Dataset entries on figures

==================================================

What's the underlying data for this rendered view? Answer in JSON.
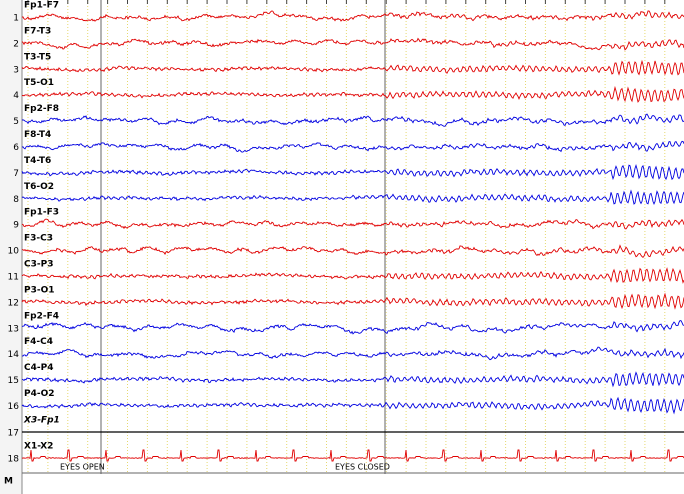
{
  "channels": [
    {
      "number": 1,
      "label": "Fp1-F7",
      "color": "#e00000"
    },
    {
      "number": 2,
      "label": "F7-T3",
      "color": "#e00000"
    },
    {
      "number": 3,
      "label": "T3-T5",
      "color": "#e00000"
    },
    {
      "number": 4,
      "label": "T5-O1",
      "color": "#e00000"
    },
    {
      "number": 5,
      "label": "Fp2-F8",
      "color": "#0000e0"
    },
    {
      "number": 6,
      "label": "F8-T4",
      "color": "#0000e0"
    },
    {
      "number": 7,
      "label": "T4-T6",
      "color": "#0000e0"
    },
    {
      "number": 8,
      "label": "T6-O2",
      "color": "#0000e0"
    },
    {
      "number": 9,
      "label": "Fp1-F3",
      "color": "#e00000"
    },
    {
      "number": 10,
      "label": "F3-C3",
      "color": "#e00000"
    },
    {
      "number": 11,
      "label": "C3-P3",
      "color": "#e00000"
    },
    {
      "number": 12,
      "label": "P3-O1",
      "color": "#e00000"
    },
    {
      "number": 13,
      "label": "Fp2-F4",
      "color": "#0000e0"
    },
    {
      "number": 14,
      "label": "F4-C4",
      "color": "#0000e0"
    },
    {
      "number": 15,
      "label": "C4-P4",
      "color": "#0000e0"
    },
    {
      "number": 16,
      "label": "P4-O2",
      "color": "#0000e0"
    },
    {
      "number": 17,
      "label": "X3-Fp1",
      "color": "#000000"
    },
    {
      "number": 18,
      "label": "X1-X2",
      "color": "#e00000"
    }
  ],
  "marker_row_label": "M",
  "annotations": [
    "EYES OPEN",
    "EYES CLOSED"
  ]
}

==================================================

Return each line of the data, keeping its wording exact and omitting pictures.

### EXPECTED ANSWER
What's the underlying data for this rendered view? Answer in JSON.
{
  "channels": [
    {
      "number": 1,
      "label": "Fp1-F7",
      "color": "#e00000"
    },
    {
      "number": 2,
      "label": "F7-T3",
      "color": "#e00000"
    },
    {
      "number": 3,
      "label": "T3-T5",
      "color": "#e00000"
    },
    {
      "number": 4,
      "label": "T5-O1",
      "color": "#e00000"
    },
    {
      "number": 5,
      "label": "Fp2-F8",
      "color": "#0000e0"
    },
    {
      "number": 6,
      "label": "F8-T4",
      "color": "#0000e0"
    },
    {
      "number": 7,
      "label": "T4-T6",
      "color": "#0000e0"
    },
    {
      "number": 8,
      "label": "T6-O2",
      "color": "#0000e0"
    },
    {
      "number": 9,
      "label": "Fp1-F3",
      "color": "#e00000"
    },
    {
      "number": 10,
      "label": "F3-C3",
      "color": "#e00000"
    },
    {
      "number": 11,
      "label": "C3-P3",
      "color": "#e00000"
    },
    {
      "number": 12,
      "label": "P3-O1",
      "color": "#e00000"
    },
    {
      "number": 13,
      "label": "Fp2-F4",
      "color": "#0000e0"
    },
    {
      "number": 14,
      "label": "F4-C4",
      "color": "#0000e0"
    },
    {
      "number": 15,
      "label": "C4-P4",
      "color": "#0000e0"
    },
    {
      "number": 16,
      "label": "P4-O2",
      "color": "#0000e0"
    },
    {
      "number": 17,
      "label": "X3-Fp1",
      "color": "#000000"
    },
    {
      "number": 18,
      "label": "X1-X2",
      "color": "#e00000"
    }
  ],
  "marker_row_label": "M",
  "annotations": [
    "EYES OPEN",
    "EYES CLOSED"
  ]
}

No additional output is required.